**Activity list:**
(a) Please summarize the article on Alberta's articling term in two sentences.
(b) Repeat word for word the passage of the article on Alberta's articling term starting with "The law society recognized" and going on through "regarding this matter.".

Alberta regulator’s shortened articling period to remain for 2021-2022

Amendment aims to offer flexibility to students and their employers amid COVID-19

Alberta regulator’s shortened articling period to remain for 2021-2022
The Law Society of Alberta confirms the eight to 12-month articling term will stay in place for 2021-2022

The benchers of the Law Society of Alberta have confirmed that the required eight to 12-month minimum articling term, approved in April 2020, will stay in place for 2021-2022, with further review to be done by the end of 2021.

This amendment seeks to offer flexibility for students and the firms or organizations employing them, in light of the continuing effects of the COVID-19 pandemic on articling students, firms and organizations.

The law society recognized that students have reported difficulties when simultaneously managing their responsibilities for articling and for the completion of their bar admission requirement. The law society welcomed the benchers’ decision as timely, given the ongoing planning for the upcoming articling term, as well as students’ and principals’ need for certainty regarding this matter.

Page layout parsing data:

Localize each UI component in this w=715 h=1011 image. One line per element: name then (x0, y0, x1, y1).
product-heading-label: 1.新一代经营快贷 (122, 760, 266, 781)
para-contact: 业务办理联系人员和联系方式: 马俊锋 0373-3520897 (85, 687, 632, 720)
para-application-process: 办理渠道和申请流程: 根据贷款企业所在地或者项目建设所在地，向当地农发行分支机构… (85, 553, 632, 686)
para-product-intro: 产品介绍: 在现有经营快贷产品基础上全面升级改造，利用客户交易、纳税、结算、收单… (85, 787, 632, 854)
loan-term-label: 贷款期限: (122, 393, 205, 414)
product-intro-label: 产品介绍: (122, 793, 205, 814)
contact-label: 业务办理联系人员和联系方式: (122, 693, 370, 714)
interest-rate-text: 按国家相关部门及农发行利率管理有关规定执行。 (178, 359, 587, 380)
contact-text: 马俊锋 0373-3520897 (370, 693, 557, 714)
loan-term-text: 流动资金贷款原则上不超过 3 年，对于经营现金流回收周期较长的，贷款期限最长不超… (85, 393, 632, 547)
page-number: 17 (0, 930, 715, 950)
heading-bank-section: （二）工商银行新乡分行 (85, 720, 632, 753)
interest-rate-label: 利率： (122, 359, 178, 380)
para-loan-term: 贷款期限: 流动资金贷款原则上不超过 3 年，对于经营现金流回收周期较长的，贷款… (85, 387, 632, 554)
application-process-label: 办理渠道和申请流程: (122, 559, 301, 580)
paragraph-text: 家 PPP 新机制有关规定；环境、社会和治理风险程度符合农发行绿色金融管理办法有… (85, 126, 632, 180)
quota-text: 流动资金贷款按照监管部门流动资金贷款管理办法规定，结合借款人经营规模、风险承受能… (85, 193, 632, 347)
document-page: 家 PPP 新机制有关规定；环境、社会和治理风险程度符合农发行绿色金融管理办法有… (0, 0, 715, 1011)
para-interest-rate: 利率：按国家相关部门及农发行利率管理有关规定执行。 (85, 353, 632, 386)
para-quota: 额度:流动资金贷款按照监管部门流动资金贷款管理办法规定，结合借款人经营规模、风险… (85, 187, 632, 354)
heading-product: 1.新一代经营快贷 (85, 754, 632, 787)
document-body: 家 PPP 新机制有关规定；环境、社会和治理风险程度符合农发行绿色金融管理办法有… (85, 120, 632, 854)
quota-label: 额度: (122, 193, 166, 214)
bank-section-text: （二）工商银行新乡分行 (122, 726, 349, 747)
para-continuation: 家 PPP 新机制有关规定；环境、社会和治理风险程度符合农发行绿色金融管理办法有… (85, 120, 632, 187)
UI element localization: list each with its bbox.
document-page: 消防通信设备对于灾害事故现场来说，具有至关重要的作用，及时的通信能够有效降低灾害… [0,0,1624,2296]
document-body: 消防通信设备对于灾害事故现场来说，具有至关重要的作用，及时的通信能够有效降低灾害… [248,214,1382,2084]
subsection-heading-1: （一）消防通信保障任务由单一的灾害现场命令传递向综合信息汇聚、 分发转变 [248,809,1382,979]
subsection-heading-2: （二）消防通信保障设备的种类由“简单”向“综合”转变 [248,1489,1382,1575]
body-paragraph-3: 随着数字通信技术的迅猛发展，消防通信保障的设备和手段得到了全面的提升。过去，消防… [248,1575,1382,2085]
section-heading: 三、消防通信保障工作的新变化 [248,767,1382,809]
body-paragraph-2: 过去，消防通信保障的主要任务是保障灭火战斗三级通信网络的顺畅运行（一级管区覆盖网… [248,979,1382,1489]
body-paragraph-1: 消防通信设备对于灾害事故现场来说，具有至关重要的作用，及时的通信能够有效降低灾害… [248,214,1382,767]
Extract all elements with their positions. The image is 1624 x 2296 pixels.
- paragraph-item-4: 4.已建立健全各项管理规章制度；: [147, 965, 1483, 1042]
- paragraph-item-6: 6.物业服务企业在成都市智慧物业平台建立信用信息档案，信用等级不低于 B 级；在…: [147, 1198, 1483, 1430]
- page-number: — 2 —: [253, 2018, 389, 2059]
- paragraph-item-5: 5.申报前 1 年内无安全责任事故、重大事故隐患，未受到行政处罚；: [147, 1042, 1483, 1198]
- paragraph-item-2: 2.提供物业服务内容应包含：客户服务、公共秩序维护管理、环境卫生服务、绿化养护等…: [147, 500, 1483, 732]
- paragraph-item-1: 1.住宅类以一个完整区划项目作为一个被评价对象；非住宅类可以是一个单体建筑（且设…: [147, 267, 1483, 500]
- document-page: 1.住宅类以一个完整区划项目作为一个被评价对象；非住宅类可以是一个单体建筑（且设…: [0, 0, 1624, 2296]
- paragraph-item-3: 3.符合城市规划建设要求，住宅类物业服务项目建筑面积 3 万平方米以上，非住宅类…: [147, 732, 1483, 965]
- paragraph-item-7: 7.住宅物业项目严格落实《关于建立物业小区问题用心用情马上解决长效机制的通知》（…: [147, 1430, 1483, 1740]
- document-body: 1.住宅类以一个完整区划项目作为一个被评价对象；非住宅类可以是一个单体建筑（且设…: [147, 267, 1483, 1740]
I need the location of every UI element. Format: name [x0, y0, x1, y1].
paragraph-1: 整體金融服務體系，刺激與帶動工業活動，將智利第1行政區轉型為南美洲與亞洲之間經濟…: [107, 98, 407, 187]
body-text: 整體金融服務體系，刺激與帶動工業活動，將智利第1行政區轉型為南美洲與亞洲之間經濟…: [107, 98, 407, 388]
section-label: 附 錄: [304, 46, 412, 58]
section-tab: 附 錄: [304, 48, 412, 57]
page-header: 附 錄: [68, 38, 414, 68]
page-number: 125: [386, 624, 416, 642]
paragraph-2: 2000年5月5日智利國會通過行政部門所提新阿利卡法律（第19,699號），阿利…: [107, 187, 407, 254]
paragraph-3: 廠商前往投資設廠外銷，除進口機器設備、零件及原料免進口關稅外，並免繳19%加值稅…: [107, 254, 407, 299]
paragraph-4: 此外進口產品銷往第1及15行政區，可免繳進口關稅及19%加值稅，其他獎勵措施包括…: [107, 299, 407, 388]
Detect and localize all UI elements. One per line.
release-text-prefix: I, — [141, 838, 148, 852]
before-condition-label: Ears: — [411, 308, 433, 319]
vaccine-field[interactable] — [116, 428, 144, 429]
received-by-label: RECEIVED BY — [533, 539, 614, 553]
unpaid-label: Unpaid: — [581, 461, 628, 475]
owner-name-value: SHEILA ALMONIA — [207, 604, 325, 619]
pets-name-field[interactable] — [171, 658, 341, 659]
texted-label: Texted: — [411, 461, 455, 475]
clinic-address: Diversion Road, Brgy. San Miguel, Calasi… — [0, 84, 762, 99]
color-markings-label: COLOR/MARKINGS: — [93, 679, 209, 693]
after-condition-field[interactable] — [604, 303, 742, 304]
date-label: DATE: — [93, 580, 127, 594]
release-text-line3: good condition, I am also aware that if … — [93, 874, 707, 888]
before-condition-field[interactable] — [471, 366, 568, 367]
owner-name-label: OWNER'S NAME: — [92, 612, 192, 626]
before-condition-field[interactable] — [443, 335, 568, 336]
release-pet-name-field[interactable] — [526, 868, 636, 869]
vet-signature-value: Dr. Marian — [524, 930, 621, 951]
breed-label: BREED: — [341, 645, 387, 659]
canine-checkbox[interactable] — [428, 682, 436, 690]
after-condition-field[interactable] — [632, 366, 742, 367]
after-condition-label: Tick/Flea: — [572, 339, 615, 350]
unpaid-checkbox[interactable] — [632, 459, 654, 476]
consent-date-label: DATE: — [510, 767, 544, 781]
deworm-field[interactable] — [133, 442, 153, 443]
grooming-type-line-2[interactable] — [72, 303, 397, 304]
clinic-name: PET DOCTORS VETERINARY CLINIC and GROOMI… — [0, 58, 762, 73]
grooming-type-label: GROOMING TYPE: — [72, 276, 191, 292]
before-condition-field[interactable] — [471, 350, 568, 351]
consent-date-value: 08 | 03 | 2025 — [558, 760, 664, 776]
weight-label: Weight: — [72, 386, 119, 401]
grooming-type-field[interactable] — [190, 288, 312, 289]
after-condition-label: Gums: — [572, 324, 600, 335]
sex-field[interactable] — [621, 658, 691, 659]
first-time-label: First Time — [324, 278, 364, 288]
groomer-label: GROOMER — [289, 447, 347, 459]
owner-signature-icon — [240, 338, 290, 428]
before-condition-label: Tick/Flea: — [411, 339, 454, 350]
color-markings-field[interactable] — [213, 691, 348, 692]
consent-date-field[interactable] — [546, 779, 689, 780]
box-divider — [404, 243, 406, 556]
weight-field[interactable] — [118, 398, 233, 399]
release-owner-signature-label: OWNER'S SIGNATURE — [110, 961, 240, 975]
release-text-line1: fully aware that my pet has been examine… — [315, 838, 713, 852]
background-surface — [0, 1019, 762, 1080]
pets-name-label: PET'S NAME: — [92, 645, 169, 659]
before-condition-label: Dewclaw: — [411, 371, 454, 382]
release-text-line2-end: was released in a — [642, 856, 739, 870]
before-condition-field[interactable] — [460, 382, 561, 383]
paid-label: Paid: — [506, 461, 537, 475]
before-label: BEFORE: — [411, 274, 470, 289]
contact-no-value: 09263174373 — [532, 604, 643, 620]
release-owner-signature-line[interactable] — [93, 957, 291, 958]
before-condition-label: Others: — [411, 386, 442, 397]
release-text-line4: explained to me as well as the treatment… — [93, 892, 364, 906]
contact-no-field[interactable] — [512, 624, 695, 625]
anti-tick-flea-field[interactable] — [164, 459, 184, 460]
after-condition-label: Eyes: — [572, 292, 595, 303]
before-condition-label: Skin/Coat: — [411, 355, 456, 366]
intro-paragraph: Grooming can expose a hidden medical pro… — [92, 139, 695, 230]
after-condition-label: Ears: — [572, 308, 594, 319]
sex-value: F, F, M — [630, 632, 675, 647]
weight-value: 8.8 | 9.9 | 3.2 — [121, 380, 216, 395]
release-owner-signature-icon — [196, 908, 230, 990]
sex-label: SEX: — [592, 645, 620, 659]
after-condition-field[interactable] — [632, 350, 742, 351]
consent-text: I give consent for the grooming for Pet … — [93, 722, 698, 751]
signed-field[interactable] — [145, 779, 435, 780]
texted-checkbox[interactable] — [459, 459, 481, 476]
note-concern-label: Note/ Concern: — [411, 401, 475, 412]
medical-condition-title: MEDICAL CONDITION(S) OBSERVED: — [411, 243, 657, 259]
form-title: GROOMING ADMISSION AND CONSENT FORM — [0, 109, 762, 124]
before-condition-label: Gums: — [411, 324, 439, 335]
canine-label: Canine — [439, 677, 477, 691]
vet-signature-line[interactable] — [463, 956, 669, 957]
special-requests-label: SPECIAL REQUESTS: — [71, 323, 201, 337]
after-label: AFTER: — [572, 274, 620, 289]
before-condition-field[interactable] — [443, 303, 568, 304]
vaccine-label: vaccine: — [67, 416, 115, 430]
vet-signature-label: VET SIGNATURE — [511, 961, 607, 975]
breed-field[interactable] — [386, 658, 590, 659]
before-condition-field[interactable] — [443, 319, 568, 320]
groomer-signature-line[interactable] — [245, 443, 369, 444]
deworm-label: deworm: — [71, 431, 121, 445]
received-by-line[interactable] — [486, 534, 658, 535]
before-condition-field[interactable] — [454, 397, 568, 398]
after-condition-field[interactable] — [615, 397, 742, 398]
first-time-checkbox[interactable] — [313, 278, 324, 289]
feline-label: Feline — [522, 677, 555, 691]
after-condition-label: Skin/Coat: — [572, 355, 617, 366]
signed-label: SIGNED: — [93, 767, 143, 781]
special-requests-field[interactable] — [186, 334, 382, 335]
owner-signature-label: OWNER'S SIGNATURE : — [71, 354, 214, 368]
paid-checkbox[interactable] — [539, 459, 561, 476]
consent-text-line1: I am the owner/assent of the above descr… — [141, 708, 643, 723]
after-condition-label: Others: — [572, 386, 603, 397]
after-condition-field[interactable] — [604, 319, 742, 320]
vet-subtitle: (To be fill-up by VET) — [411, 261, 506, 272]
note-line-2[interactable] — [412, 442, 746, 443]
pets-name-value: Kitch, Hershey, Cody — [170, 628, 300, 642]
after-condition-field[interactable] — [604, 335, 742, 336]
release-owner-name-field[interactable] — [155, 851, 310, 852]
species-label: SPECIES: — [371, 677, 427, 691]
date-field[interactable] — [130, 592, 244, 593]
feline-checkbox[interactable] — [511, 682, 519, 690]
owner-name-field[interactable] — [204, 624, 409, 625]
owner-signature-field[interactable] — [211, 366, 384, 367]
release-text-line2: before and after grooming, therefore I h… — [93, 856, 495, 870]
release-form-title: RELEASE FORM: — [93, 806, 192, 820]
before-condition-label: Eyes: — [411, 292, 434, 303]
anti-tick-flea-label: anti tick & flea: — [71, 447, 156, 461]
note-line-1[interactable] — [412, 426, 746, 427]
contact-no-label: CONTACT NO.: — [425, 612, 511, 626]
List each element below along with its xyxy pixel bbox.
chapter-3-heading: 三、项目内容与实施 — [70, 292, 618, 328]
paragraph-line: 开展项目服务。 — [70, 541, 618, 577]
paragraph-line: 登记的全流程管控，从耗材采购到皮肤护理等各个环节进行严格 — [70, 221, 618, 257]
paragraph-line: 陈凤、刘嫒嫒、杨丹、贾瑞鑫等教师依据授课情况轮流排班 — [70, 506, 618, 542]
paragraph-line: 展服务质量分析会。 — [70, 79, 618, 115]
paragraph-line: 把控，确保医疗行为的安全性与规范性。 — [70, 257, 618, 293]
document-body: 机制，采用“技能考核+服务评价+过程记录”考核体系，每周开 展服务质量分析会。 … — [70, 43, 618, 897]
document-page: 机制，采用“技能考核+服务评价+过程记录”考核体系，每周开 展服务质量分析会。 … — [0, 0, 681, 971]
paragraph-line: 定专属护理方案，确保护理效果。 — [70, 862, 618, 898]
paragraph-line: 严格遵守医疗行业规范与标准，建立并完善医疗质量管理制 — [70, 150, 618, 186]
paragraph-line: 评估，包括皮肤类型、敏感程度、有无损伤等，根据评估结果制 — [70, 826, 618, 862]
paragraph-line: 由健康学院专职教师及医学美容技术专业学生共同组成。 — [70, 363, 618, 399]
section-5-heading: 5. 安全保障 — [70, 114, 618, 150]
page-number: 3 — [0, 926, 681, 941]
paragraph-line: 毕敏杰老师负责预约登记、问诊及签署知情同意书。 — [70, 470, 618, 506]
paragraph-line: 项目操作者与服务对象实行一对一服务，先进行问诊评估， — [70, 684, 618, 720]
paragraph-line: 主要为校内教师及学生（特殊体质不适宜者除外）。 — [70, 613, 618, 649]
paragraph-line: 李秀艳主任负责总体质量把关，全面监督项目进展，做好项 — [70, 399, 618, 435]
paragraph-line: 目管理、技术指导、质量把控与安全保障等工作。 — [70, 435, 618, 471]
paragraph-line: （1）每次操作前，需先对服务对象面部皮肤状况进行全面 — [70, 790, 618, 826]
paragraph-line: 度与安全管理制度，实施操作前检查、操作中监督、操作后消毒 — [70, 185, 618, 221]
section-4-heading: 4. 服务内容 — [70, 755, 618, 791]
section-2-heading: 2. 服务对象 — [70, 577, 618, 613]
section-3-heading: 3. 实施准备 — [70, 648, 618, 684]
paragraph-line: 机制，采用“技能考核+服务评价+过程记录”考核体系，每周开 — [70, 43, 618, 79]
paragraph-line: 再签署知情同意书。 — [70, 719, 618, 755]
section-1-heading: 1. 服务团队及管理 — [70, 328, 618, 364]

**Set of answers:**
(a) The benchers of the Law Society of Alberta have confirmed that the eight to 12-month minimum articling term approved in April 2020 will stay in place for 2021-2022, with further review to be done by the end of 2021. The amendment seeks to offer flexibility to students and their employers amid the continuing effects of the COVID-19 pandemic, and the law society welcomed the decision as timely given ongoing planning for the upcoming term and the need for certainty.

(b)
The law society recognized that students have reported difficulties when simultaneously managing their responsibilities for articling and for the completion of their bar admission requirement. The law society welcomed the benchers’ decision as timely, given the ongoing planning for the upcoming articling term, as well as students’ and principals’ need for certainty regarding this matter.